>> Start MATERIAL PROVIDED

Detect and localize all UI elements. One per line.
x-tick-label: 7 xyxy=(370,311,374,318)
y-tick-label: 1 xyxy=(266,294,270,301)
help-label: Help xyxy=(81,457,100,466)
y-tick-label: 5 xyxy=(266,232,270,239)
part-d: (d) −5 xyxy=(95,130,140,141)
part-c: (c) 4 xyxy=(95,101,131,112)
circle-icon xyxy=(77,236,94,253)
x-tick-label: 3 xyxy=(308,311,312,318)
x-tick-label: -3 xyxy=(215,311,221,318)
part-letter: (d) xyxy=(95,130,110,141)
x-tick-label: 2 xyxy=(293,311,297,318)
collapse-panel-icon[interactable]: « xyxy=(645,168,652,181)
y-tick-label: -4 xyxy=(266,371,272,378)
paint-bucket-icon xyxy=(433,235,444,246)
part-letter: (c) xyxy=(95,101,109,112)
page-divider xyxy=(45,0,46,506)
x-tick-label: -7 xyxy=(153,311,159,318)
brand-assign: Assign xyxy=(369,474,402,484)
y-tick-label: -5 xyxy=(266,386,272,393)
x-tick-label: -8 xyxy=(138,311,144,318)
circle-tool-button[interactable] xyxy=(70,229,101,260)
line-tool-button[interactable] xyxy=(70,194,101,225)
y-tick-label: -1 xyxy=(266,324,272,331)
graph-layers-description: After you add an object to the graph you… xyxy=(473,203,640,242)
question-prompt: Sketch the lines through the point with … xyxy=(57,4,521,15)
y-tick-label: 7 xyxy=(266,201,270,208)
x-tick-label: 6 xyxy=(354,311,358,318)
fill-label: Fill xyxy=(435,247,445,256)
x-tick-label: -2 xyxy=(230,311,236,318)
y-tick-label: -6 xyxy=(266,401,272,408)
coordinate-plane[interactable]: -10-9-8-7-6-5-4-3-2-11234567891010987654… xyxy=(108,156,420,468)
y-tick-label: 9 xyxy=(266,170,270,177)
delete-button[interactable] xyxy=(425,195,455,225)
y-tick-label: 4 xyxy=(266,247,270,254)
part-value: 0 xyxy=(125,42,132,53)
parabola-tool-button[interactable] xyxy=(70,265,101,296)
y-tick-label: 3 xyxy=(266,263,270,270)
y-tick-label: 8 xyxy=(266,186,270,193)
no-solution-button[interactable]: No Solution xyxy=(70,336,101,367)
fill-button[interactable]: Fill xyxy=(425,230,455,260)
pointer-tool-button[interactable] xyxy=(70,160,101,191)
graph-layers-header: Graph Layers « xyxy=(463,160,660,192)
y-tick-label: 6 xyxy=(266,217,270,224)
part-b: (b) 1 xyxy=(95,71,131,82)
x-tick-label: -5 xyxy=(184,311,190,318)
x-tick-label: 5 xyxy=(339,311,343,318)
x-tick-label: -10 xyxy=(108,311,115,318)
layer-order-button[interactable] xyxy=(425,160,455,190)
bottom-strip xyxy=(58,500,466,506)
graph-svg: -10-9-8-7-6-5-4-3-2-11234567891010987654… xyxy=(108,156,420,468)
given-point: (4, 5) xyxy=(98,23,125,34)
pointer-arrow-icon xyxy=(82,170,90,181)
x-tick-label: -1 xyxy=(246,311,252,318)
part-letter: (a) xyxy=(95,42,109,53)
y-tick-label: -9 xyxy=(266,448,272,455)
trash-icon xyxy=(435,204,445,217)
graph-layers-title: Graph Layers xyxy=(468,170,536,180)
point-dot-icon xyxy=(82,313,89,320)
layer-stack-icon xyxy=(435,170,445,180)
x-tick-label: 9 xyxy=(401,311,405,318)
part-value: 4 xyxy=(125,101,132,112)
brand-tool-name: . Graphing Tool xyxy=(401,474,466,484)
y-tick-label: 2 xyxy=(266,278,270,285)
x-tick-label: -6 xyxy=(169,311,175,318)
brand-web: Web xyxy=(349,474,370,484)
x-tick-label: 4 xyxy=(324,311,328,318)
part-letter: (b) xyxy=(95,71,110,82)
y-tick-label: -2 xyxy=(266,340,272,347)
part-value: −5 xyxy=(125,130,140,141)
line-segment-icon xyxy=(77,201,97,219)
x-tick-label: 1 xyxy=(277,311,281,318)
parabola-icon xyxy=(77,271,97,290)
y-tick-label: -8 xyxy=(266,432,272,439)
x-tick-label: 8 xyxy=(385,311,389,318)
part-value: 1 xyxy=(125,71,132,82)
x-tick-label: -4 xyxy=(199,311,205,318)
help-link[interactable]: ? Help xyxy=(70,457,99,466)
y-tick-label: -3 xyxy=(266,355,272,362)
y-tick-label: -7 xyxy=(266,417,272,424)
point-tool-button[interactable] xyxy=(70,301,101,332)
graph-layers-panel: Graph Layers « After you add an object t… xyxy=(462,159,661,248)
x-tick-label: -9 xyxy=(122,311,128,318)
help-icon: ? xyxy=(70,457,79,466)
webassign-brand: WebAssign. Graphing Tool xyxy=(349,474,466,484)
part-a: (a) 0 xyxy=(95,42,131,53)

>> End MATERIAL PROVIDED

EXERCISE REQUIREMENTS:
Put every line of the items above into a numbered list, leaving out any blank lines.

SOLVED EXERCISE:
1. Detect and localize all UI elements. One per line.
2. x-tick-label: 7 xyxy=(370,311,374,318)
3. y-tick-label: 1 xyxy=(266,294,270,301)
4. help-label: Help xyxy=(81,457,100,466)
5. y-tick-label: 5 xyxy=(266,232,270,239)
6. part-d: (d) −5 xyxy=(95,130,140,141)
7. part-c: (c) 4 xyxy=(95,101,131,112)
8. circle-icon xyxy=(77,236,94,253)
9. x-tick-label: 3 xyxy=(308,311,312,318)
10. x-tick-label: -3 xyxy=(215,311,221,318)
11. part-letter: (d) xyxy=(95,130,110,141)
12. x-tick-label: 2 xyxy=(293,311,297,318)
13. collapse-panel-icon[interactable]: « xyxy=(645,168,652,181)
14. y-tick-label: -4 xyxy=(266,371,272,378)
15. paint-bucket-icon xyxy=(433,235,444,246)
16. part-letter: (c) xyxy=(95,101,109,112)
17. page-divider xyxy=(45,0,46,506)
18. x-tick-label: -7 xyxy=(153,311,159,318)
19. brand-assign: Assign xyxy=(369,474,402,484)
20. y-tick-label: -5 xyxy=(266,386,272,393)
21. x-tick-label: -8 xyxy=(138,311,144,318)
22. circle-tool-button[interactable] xyxy=(70,229,101,260)
23. line-tool-button[interactable] xyxy=(70,194,101,225)
24. y-tick-label: -1 xyxy=(266,324,272,331)
25. graph-layers-description: After you add an object to the graph you… xyxy=(473,203,640,242)
26. question-prompt: Sketch the lines through the point with … xyxy=(57,4,521,15)
27. y-tick-label: 7 xyxy=(266,201,270,208)
28. x-tick-label: 6 xyxy=(354,311,358,318)
29. fill-label: Fill xyxy=(435,247,445,256)
30. x-tick-label: -2 xyxy=(230,311,236,318)
31. y-tick-label: -6 xyxy=(266,401,272,408)
32. coordinate-plane[interactable]: -10-9-8-7-6-5-4-3-2-11234567891010987654… xyxy=(108,156,420,468)
33. y-tick-label: 9 xyxy=(266,170,270,177)
34. delete-button[interactable] xyxy=(425,195,455,225)
35. y-tick-label: 4 xyxy=(266,247,270,254)
36. part-value: 0 xyxy=(125,42,132,53)
37. parabola-tool-button[interactable] xyxy=(70,265,101,296)
38. y-tick-label: 3 xyxy=(266,263,270,270)
39. y-tick-label: 8 xyxy=(266,186,270,193)
40. no-solution-button[interactable]: No Solution xyxy=(70,336,101,367)
41. fill-button[interactable]: Fill xyxy=(425,230,455,260)
42. pointer-tool-button[interactable] xyxy=(70,160,101,191)
43. graph-layers-header: Graph Layers « xyxy=(463,160,660,192)
44. y-tick-label: 6 xyxy=(266,217,270,224)
45. part-b: (b) 1 xyxy=(95,71,131,82)
46. x-tick-label: -5 xyxy=(184,311,190,318)
47. x-tick-label: 5 xyxy=(339,311,343,318)
48. x-tick-label: -10 xyxy=(108,311,115,318)
49. layer-order-button[interactable] xyxy=(425,160,455,190)
50. bottom-strip xyxy=(58,500,466,506)
51. graph-svg: -10-9-8-7-6-5-4-3-2-11234567891010987654… xyxy=(108,156,420,468)
52. given-point: (4, 5) xyxy=(98,23,125,34)
53. pointer-arrow-icon xyxy=(82,170,90,181)
54. x-tick-label: -1 xyxy=(246,311,252,318)
55. part-letter: (a) xyxy=(95,42,109,53)
56. y-tick-label: -9 xyxy=(266,448,272,455)
57. trash-icon xyxy=(435,204,445,217)
58. graph-layers-title: Graph Layers xyxy=(468,170,536,180)
59. point-dot-icon xyxy=(82,313,89,320)
60. layer-stack-icon xyxy=(435,170,445,180)
61. x-tick-label: 9 xyxy=(401,311,405,318)
62. part-value: 4 xyxy=(125,101,132,112)
63. brand-tool-name: . Graphing Tool xyxy=(401,474,466,484)
64. y-tick-label: 2 xyxy=(266,278,270,285)
65. x-tick-label: -6 xyxy=(169,311,175,318)
66. brand-web: Web xyxy=(349,474,370,484)
67. x-tick-label: 4 xyxy=(324,311,328,318)
68. part-letter: (b) xyxy=(95,71,110,82)
69. y-tick-label: -2 xyxy=(266,340,272,347)
70. part-value: −5 xyxy=(125,130,140,141)
71. line-segment-icon xyxy=(77,201,97,219)
72. x-tick-label: 1 xyxy=(277,311,281,318)
73. parabola-icon xyxy=(77,271,97,290)
74. y-tick-label: -8 xyxy=(266,432,272,439)
75. x-tick-label: 8 xyxy=(385,311,389,318)
76. part-value: 1 xyxy=(125,71,132,82)
77. x-tick-label: -4 xyxy=(199,311,205,318)
78. help-link[interactable]: ? Help xyxy=(70,457,99,466)
79. y-tick-label: -3 xyxy=(266,355,272,362)
80. y-tick-label: -7 xyxy=(266,417,272,424)
81. point-tool-button[interactable] xyxy=(70,301,101,332)
82. graph-layers-panel: Graph Layers « After you add an object t… xyxy=(462,159,661,248)
83. x-tick-label: -9 xyxy=(122,311,128,318)
84. help-icon: ? xyxy=(70,457,79,466)
85. webassign-brand: WebAssign. Graphing Tool xyxy=(349,474,466,484)
86. part-a: (a) 0 xyxy=(95,42,131,53)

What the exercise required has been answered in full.